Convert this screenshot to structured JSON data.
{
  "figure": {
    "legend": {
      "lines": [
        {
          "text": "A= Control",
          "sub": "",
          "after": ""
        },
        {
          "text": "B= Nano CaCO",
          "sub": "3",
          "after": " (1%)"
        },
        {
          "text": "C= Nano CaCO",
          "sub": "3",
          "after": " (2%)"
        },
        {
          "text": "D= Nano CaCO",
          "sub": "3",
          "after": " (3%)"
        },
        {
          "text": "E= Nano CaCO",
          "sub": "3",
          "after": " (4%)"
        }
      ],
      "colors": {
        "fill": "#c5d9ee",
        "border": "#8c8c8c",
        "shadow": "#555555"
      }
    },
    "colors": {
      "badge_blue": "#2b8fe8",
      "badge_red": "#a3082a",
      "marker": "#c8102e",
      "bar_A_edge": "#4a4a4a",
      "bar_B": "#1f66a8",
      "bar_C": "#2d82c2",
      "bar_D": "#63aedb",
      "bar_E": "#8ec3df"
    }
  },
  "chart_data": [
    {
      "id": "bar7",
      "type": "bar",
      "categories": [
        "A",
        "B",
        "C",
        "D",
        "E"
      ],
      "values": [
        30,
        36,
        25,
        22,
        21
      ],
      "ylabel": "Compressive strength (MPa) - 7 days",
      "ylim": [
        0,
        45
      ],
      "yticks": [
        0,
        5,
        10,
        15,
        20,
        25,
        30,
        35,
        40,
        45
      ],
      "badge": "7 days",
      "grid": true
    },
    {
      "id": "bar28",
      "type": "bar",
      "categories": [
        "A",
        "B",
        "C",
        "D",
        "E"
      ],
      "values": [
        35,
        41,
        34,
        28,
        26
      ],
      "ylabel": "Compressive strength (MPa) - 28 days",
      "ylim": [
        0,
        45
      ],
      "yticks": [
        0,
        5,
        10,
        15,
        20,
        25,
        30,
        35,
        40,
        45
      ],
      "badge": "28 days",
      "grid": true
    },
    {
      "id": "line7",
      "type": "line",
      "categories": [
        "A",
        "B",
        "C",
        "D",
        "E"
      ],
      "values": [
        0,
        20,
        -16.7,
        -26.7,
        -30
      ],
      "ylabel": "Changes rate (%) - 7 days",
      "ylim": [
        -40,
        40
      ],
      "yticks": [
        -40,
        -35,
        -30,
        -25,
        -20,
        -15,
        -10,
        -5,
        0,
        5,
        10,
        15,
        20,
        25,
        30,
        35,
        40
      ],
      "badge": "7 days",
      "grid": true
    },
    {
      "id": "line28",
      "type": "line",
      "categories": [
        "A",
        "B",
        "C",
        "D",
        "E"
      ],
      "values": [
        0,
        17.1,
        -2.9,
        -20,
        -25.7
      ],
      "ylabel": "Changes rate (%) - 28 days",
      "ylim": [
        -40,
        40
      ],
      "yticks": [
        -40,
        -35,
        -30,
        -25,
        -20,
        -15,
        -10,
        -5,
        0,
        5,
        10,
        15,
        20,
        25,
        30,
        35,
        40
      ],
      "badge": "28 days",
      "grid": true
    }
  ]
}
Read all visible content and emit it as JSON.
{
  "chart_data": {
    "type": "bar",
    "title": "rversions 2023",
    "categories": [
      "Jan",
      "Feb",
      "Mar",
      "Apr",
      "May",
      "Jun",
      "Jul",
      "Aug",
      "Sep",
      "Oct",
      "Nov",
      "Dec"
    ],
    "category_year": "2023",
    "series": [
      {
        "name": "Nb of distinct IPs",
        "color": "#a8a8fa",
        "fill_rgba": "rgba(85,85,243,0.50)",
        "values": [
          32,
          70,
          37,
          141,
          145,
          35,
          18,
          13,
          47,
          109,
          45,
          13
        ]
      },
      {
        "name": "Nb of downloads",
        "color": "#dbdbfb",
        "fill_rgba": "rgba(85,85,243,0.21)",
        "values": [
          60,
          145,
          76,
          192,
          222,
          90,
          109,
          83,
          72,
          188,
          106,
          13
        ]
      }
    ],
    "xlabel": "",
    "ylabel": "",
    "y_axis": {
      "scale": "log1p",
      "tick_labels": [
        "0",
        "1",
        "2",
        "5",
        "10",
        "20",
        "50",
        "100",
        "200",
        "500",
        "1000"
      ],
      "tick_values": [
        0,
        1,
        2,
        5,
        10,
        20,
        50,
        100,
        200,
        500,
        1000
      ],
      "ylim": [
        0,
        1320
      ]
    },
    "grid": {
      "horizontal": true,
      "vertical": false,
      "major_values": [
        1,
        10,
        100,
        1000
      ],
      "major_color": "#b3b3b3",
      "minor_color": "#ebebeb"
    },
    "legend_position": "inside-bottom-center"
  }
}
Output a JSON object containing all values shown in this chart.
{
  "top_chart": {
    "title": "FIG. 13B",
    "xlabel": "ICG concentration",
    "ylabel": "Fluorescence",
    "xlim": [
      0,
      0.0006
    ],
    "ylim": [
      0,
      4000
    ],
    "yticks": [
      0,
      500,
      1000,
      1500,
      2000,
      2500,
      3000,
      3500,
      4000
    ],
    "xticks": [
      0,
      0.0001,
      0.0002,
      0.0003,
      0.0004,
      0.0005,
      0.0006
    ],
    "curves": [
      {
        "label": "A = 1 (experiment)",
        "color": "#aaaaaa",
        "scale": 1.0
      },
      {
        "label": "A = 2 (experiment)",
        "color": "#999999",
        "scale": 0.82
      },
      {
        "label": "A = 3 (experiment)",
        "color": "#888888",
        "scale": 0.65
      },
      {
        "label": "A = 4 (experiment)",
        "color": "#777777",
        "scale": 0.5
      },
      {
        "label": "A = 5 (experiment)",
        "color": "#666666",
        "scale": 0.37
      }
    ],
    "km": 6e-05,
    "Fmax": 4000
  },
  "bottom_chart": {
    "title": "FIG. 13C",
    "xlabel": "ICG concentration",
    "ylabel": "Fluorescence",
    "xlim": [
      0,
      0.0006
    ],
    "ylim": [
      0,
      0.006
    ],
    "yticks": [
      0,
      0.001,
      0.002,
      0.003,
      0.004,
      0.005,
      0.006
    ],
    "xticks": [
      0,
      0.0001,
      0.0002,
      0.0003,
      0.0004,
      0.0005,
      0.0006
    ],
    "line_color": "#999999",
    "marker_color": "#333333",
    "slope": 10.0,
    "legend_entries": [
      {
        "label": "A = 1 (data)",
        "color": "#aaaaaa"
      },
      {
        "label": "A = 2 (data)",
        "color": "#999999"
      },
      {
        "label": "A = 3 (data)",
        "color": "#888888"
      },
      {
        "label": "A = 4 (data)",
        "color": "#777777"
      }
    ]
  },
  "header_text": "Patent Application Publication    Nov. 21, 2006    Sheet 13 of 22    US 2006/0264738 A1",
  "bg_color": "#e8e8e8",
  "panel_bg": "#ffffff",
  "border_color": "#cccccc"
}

__________________________________________________

■ **EXERCISE INSTRUCTIONS**
Track down every line holding the string "ylabel" and copy it.

■ **RESULT BELOW**
      "ylabel": "Compressive strength (MPa) - 7 days",
      "ylabel": "Compressive strength (MPa) - 28 days",
      "ylabel": "Changes rate (%) - 7 days",
      "ylabel": "Changes rate (%) - 28 days",
    "ylabel": "",
    "ylabel": "Fluorescence",
    "ylabel": "Fluorescence",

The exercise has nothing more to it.